Required task -
How many lines of the material below contain the string "color"? Answer with the number and nothing else.

Records about charts and figures
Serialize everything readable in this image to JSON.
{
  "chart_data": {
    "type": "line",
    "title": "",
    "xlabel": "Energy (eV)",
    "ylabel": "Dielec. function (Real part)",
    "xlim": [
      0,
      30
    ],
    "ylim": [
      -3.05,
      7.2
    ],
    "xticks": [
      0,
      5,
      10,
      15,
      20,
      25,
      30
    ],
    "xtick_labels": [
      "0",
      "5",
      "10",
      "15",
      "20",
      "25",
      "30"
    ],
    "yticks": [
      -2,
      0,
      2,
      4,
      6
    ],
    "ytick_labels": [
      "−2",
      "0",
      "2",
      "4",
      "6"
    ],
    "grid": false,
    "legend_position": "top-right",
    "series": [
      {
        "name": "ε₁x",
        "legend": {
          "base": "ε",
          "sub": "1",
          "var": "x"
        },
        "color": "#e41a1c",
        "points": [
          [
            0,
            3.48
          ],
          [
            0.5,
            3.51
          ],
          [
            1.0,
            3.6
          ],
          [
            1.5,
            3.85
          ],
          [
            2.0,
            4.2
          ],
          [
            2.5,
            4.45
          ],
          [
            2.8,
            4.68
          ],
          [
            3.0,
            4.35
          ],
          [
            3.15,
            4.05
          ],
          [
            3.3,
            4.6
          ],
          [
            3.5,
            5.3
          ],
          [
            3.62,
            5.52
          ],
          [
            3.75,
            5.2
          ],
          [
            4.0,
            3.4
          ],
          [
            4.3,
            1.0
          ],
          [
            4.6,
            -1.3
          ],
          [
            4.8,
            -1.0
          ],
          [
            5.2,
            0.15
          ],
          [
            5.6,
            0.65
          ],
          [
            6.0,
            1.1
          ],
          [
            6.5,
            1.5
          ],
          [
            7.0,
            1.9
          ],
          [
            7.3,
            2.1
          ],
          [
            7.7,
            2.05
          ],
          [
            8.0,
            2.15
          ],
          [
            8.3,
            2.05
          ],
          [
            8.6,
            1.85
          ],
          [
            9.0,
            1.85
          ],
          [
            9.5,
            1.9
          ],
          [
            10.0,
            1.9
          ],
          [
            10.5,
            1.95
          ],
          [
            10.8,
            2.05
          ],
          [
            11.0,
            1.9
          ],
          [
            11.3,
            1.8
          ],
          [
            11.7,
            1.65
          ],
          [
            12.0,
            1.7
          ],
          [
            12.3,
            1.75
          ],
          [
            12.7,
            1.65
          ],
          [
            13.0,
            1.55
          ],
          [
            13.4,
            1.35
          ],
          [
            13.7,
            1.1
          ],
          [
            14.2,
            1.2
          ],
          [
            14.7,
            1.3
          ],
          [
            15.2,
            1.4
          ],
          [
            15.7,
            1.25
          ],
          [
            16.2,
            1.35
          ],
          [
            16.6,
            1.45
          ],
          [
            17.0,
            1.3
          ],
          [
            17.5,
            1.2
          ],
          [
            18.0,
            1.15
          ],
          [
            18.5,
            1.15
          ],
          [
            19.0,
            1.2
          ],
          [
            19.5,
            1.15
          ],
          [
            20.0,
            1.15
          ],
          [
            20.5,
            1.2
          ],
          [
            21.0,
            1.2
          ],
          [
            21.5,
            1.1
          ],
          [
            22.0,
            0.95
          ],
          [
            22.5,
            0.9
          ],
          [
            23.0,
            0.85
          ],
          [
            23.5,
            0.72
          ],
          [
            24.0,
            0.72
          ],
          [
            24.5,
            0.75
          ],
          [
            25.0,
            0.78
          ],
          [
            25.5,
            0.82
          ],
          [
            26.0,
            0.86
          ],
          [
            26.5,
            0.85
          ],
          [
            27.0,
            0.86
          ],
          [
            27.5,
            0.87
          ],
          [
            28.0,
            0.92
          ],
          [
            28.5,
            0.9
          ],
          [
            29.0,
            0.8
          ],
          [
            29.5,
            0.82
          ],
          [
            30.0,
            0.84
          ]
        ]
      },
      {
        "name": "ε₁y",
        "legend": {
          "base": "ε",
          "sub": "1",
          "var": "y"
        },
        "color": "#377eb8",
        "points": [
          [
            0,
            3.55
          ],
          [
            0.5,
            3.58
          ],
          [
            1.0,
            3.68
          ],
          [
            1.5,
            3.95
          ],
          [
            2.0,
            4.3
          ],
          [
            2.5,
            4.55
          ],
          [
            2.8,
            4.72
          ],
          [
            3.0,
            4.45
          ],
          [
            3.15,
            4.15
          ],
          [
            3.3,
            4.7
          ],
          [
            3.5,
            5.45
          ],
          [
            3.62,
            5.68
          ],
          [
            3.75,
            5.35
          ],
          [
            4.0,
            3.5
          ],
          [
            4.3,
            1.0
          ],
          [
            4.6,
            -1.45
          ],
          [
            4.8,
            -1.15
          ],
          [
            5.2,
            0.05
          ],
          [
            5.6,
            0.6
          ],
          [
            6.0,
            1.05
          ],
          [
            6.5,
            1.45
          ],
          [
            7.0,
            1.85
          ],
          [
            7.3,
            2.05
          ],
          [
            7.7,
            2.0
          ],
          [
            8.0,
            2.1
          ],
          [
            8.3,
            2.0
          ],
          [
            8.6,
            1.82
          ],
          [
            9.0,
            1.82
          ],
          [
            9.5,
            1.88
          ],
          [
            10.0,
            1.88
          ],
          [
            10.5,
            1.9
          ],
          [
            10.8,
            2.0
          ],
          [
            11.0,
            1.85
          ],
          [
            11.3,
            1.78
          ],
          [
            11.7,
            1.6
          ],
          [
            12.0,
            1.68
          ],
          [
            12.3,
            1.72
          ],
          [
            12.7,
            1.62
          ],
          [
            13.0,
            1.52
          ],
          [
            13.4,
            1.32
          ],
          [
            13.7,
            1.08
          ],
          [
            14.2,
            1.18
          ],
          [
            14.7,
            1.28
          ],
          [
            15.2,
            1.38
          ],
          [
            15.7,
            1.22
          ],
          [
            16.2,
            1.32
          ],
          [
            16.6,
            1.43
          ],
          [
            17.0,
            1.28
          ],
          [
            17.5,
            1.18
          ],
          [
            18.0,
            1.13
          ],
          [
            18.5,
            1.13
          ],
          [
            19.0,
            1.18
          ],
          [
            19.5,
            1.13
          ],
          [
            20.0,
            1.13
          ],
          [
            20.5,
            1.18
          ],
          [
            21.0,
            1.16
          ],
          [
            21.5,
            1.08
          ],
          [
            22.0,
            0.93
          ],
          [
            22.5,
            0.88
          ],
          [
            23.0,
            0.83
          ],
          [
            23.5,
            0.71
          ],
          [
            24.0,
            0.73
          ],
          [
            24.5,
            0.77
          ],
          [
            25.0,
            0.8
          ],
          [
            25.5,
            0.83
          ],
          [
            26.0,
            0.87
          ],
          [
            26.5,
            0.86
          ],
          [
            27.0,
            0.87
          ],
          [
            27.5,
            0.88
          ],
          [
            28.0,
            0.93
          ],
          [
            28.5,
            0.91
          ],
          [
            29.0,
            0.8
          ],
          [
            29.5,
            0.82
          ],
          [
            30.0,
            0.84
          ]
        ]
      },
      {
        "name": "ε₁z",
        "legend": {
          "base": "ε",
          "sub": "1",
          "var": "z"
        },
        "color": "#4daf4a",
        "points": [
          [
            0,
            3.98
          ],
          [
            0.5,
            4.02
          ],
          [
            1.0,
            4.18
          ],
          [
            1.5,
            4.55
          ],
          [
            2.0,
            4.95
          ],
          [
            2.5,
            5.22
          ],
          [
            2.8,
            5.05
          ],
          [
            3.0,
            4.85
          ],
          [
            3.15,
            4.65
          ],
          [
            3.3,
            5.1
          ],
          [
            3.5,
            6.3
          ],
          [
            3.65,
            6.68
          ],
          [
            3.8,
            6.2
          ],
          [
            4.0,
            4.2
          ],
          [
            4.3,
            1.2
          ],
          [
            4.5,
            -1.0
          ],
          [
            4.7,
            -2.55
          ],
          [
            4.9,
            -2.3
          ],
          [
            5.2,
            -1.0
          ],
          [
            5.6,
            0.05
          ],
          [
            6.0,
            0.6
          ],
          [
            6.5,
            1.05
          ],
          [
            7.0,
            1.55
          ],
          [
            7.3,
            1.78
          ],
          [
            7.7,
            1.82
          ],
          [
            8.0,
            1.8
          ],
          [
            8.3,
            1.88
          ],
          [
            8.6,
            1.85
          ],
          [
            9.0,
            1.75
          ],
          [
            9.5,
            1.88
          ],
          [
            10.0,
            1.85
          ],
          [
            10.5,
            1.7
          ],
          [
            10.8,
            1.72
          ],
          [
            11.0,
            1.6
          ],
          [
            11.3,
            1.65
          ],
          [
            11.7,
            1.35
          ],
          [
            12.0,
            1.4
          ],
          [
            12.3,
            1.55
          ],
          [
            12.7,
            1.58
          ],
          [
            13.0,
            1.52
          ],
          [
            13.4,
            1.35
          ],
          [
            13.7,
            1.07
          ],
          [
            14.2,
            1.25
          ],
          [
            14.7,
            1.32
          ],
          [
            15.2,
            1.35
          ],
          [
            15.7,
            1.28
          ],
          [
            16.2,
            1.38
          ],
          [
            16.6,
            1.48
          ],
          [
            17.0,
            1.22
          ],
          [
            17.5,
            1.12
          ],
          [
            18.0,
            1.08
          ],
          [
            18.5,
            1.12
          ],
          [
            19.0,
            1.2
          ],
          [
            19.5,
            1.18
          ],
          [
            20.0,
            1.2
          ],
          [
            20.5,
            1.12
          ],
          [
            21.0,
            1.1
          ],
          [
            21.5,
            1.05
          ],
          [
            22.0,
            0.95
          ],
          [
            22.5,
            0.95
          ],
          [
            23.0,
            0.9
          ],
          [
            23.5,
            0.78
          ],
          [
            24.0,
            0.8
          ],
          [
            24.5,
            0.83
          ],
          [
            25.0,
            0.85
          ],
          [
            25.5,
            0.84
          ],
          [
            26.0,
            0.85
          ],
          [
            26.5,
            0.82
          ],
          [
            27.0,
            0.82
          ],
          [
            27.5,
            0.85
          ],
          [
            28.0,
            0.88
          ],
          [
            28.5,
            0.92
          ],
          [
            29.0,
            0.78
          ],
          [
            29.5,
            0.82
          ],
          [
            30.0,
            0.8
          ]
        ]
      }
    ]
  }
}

Response for this exercise -
3